__WORKING DATA__.
## begin
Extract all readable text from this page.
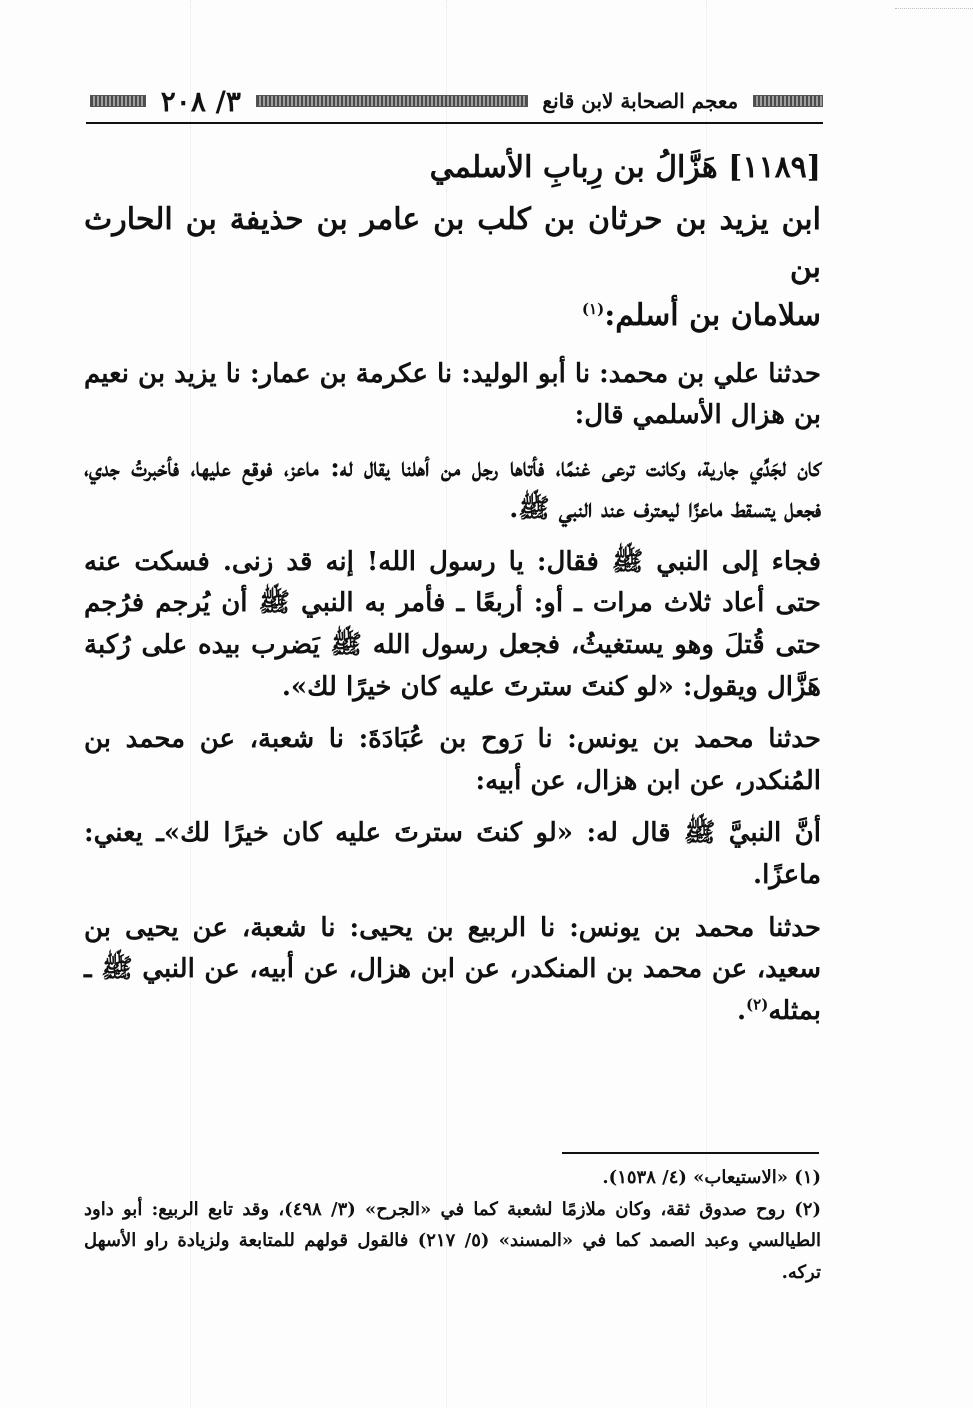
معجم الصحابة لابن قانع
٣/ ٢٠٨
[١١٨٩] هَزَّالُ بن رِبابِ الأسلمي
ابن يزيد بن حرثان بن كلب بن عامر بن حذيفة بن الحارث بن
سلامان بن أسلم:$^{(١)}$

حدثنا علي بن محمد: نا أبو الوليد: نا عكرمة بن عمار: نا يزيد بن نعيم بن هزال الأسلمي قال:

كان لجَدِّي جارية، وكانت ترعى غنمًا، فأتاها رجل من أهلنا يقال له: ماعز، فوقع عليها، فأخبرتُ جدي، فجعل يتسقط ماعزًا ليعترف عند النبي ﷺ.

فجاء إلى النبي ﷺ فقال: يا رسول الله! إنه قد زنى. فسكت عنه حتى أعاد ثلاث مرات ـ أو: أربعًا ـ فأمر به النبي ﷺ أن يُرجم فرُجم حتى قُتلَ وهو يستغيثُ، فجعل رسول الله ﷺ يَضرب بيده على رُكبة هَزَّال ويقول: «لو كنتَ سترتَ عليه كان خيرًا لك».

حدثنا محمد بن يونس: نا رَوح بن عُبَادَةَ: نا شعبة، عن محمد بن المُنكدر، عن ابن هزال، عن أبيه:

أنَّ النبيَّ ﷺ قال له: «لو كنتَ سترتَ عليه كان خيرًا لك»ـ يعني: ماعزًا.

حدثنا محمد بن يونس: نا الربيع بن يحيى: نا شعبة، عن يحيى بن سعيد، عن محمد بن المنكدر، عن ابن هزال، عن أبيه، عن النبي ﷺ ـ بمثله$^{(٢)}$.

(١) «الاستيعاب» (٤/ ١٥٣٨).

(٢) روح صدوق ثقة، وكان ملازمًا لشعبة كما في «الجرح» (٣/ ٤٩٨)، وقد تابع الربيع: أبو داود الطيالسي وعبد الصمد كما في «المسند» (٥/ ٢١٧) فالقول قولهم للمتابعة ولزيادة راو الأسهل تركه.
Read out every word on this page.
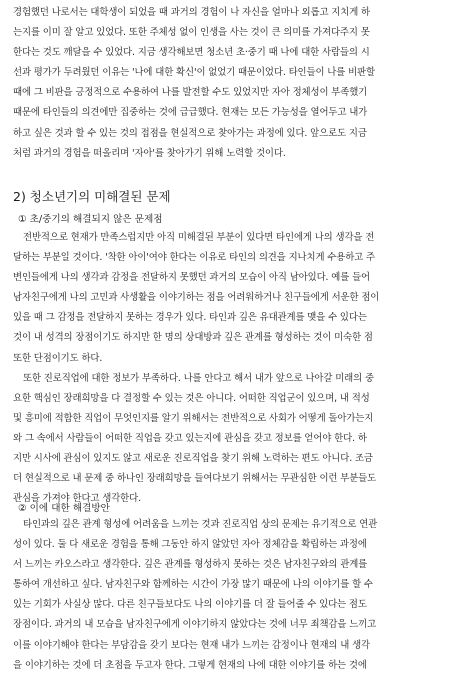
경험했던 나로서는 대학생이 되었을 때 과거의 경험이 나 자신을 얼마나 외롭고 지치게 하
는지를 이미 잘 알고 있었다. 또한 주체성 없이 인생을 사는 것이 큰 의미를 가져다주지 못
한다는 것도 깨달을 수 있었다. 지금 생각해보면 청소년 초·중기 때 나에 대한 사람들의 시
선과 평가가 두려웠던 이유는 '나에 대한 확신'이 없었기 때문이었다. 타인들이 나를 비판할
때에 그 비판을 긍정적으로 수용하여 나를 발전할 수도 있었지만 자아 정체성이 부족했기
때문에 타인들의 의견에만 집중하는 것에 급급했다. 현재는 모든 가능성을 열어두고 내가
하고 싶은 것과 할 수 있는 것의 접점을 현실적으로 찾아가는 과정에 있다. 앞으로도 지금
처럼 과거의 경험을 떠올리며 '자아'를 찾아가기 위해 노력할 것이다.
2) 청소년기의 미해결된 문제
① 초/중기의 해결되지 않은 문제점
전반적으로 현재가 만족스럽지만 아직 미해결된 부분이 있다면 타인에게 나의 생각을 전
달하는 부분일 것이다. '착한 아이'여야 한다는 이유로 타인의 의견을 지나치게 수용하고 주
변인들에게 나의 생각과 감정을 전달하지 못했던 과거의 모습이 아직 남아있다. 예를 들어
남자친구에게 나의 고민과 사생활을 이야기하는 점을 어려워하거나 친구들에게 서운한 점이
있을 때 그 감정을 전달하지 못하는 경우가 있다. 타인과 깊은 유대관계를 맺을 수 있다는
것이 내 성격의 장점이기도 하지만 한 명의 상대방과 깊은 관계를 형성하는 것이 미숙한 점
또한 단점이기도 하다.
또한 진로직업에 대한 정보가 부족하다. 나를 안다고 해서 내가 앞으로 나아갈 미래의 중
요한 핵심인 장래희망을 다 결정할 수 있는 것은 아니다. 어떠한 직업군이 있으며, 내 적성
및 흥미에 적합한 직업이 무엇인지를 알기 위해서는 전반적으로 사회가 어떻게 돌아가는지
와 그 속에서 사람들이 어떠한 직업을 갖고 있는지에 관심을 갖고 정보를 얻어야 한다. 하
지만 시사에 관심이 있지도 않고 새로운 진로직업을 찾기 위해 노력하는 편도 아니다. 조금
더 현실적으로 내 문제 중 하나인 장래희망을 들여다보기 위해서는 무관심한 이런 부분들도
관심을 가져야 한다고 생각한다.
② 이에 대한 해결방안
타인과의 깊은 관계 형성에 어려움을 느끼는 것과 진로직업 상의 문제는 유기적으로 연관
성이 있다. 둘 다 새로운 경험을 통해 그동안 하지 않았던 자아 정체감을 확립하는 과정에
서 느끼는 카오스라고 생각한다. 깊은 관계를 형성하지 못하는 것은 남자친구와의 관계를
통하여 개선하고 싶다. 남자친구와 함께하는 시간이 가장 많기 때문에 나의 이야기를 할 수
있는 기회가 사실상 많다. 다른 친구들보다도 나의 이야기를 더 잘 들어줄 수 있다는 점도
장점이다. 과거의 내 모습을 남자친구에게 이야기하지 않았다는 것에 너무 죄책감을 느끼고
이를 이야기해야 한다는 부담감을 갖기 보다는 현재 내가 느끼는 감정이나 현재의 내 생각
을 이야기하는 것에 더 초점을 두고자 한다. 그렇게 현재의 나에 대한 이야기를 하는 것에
## end
## begin
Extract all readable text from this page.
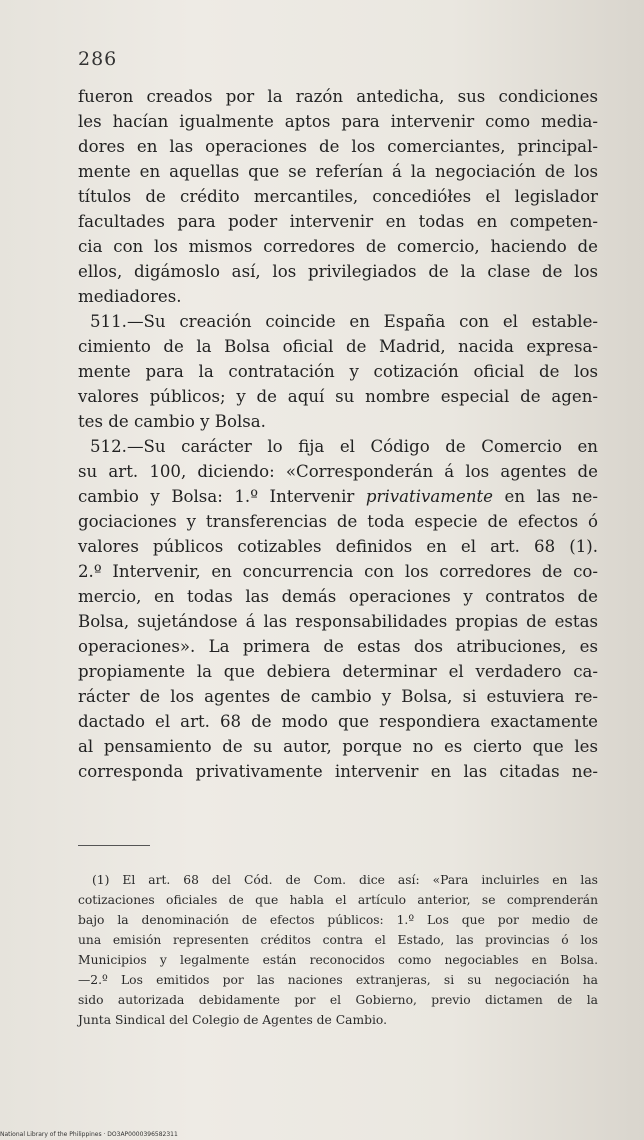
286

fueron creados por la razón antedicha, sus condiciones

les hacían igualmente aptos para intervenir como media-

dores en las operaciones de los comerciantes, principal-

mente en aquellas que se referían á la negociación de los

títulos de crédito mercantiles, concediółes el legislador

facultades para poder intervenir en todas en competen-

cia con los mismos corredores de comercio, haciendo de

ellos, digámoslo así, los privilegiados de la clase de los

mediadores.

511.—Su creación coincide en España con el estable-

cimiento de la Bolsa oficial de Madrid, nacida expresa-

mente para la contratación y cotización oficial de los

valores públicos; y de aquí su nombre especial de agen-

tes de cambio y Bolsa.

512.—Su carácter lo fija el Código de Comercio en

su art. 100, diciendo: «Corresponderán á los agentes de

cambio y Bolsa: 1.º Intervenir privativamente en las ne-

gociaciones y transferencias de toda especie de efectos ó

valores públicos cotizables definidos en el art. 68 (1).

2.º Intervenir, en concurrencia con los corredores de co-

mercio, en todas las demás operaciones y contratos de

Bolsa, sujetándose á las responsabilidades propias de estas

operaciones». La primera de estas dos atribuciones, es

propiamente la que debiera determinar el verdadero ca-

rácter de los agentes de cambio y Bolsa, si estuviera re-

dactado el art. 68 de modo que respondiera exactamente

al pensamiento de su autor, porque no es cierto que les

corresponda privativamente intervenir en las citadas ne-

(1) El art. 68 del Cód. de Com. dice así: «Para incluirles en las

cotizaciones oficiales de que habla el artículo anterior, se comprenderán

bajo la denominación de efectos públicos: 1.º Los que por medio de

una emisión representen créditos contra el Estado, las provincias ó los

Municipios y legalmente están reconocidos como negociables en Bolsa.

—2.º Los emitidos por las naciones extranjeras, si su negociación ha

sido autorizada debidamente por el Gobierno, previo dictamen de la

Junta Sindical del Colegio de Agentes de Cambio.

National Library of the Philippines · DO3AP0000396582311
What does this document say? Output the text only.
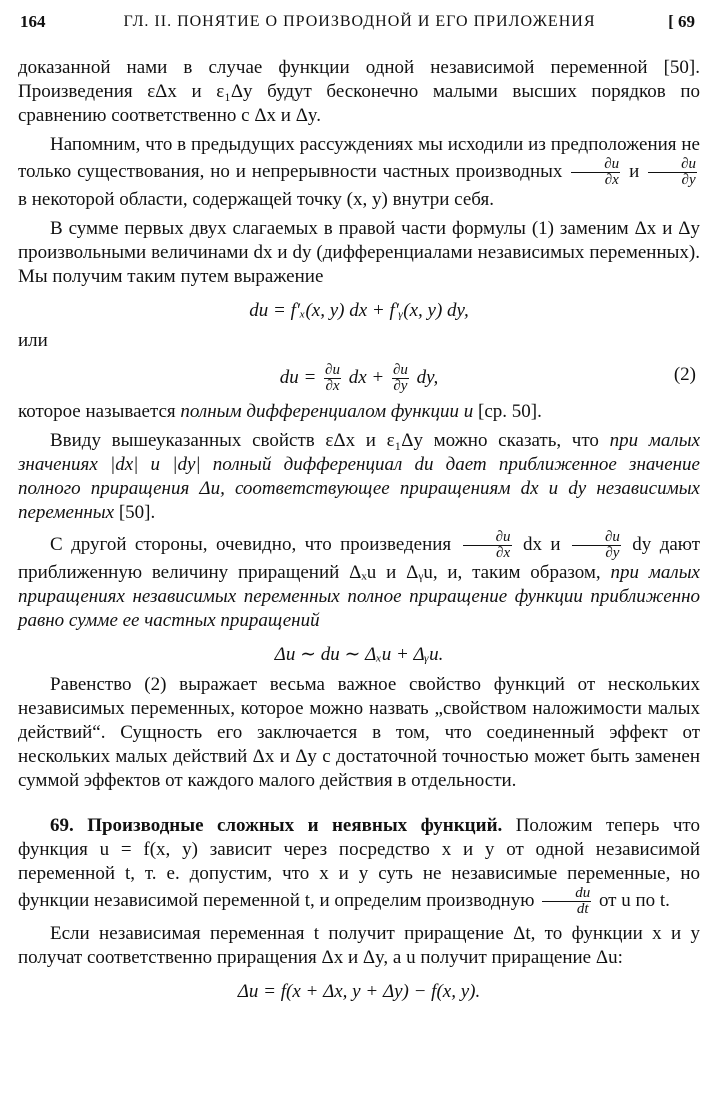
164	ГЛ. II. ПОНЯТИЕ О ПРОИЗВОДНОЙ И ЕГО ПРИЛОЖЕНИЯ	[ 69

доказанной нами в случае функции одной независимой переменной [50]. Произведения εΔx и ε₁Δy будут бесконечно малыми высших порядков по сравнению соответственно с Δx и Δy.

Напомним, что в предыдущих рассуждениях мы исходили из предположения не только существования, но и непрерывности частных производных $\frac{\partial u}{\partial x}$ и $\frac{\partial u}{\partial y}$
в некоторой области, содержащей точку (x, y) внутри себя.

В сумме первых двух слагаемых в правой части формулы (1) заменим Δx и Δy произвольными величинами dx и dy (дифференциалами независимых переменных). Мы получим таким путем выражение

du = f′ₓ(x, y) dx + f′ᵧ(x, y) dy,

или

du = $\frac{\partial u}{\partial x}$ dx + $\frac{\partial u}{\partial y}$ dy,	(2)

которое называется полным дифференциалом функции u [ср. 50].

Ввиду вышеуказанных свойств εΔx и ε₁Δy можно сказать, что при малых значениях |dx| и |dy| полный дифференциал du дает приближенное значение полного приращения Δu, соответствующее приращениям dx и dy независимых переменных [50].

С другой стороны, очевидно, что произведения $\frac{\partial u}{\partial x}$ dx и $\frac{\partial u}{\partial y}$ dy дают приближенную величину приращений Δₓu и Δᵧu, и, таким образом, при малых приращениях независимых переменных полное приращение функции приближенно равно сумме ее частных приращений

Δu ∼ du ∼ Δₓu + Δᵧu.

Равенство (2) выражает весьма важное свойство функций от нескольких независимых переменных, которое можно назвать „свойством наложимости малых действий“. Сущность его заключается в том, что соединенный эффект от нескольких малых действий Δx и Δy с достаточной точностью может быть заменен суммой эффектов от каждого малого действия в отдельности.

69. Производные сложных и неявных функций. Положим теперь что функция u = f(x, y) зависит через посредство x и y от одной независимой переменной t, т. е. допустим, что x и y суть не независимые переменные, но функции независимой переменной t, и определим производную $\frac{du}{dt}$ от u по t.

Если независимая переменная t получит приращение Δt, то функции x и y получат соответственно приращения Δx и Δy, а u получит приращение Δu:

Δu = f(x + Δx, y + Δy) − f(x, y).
## end
__TASK PROMPT__.
Pick out each line above that includes "ε₁Δy" and show it.

__RESULT OF THE EXERCISE__.
доказанной нами в случае функции одной независимой переменной [50]. Произведения εΔx и ε₁Δy будут бесконечно малыми высших порядков по сравнению соответственно с Δx и Δy.
Ввиду вышеуказанных свойств εΔx и ε₁Δy можно сказать, что при малых значениях |dx| и |dy| полный дифференциал du дает приближенное значение полного приращения Δu, соответствующее приращениям dx и dy независимых переменных [50].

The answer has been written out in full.